EXCERTO DO TEXTO:

★ ★ ★ ★ ★

Em câmara lenta


A sala está cheia.

Todos nós, homens e mulheres, vestimos roupas de cores mortiças. Preto, beije, castanho e cinzento são as tonalidades dominantes.

Por mais que tenhamos lutado, de manhã, em frente ao espelho, mexido e remexido o roupeiro, foram estas as cores que trouxemos connosco.

A luta contra a permanência das nuvens escuras da estação nas nossas vidas não está a surtir os efeitos devidos. Elas não nos abandonam e colam-se às nossas vestes, aos nossos semblantes, aos nossos estados de espírito.

Aqui estamos, em bloco sorumbático, de olhos cravados nas folhas, no quadro e no horizonte, que tantas vezes corresponde a um mero ponto focado na parede da frente, à malha que se abriu nas meias rendadas da colega em frente e insistem em percorrer-lhe as pernas!

Ela entra na sala, já depois da hora e espalha uma agradável mistura de cheiro a flores e chuva  pelo ar.

A visão daquela mulher, de finos cabelos loiros escorridos, ancas generosas, de vestido verde, floral, fluído, ligeiramente drapeado na zona da cintura, coberta por um casaco acolchoado verde de corte imaculado,  punhos roxos elegantes, faz esquecer o vendaval lá fora, as duas horas passadas entre transportes públicos para ali chegar, o remoinho de vento que se formou à entrada do prédio e quase a impediu de andar.

É só um vento mau...vai passar!

★ ★ ★ ★ ★

REGISTOS DE DADOS:
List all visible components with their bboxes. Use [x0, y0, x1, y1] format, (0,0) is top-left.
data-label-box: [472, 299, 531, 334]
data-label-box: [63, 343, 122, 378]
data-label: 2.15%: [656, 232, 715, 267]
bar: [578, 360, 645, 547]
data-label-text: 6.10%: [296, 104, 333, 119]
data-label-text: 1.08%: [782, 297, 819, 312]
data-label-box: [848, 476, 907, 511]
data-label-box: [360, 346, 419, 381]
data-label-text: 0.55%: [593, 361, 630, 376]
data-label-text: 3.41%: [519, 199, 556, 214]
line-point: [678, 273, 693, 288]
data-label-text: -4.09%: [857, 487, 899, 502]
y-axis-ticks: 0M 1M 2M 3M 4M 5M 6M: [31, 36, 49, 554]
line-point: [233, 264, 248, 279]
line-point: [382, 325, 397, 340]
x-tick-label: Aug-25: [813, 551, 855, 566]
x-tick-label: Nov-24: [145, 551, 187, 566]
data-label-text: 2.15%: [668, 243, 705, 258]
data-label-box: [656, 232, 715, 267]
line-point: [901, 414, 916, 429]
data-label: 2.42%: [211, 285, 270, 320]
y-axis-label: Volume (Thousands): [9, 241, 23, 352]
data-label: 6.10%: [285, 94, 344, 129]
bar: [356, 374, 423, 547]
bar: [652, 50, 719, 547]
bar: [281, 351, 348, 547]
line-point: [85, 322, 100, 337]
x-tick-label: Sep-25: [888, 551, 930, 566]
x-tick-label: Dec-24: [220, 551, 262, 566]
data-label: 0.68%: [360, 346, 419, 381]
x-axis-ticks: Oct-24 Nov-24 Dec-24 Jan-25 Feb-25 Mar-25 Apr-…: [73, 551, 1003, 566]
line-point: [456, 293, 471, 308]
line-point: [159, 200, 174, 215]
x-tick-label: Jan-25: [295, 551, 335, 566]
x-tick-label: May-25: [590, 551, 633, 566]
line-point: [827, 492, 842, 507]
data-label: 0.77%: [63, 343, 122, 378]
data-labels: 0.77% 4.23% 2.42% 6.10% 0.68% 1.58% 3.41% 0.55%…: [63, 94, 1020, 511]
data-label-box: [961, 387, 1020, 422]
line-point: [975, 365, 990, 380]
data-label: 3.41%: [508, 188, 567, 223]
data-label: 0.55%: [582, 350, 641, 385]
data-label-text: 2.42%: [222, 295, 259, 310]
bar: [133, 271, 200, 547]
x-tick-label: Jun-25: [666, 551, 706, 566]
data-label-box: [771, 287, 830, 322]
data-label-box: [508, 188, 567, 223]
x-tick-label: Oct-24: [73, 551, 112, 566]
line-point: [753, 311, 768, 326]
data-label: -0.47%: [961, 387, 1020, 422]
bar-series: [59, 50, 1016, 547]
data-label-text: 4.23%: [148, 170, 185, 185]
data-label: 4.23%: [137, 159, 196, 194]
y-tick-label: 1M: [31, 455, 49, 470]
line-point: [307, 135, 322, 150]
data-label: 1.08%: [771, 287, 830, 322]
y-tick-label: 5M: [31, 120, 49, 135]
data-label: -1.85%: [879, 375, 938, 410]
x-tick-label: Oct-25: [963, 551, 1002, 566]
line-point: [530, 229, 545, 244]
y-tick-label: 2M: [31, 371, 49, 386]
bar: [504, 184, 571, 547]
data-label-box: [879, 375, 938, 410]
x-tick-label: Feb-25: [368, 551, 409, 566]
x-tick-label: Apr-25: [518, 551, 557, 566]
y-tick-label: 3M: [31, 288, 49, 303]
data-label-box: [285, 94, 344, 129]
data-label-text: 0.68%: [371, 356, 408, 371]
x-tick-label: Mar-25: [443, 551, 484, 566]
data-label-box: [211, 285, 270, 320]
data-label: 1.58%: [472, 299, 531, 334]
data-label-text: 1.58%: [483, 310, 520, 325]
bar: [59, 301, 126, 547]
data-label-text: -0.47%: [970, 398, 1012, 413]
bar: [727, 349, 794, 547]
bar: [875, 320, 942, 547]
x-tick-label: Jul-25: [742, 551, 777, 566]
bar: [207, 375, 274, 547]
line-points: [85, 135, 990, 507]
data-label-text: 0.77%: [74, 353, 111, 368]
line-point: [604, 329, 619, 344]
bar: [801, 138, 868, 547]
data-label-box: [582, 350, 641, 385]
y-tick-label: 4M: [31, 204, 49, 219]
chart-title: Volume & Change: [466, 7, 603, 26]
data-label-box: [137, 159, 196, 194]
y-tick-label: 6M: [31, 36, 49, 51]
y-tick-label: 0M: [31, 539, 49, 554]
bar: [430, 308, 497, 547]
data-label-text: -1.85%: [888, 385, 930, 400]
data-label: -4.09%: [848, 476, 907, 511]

★ ★ ★ ★ ★

O QUE FAZER:
**1.** Imprima, do texto «Em câmara lenta», o trecho entre "A sala está" e "percorrer-lhe as pernas!", inclusive.
**2.** Segundo o texto «Em câmara lenta», quais são as tonalidades dominantes nas roupas de quem está na sala?

RESULTADOS:
**1.**
A sala está cheia.

Todos nós, homens e mulheres, vestimos roupas de cores mortiças. Preto, beije, castanho e cinzento são as tonalidades dominantes.

Por mais que tenhamos lutado, de manhã, em frente ao espelho, mexido e remexido o roupeiro, foram estas as cores que trouxemos connosco.

A luta contra a permanência das nuvens escuras da estação nas nossas vidas não está a surtir os efeitos devidos. Elas não nos abandonam e colam-se às nossas vestes, aos nossos semblantes, aos nossos estados de espírito.

Aqui estamos, em bloco sorumbático, de olhos cravados nas folhas, no quadro e no horizonte, que tantas vezes corresponde a um mero ponto focado na parede da frente, à malha que se abriu nas meias rendadas da colega em frente e insistem em percorrer-lhe as pernas!

**2.** Preto, beije, castanho e cinzento.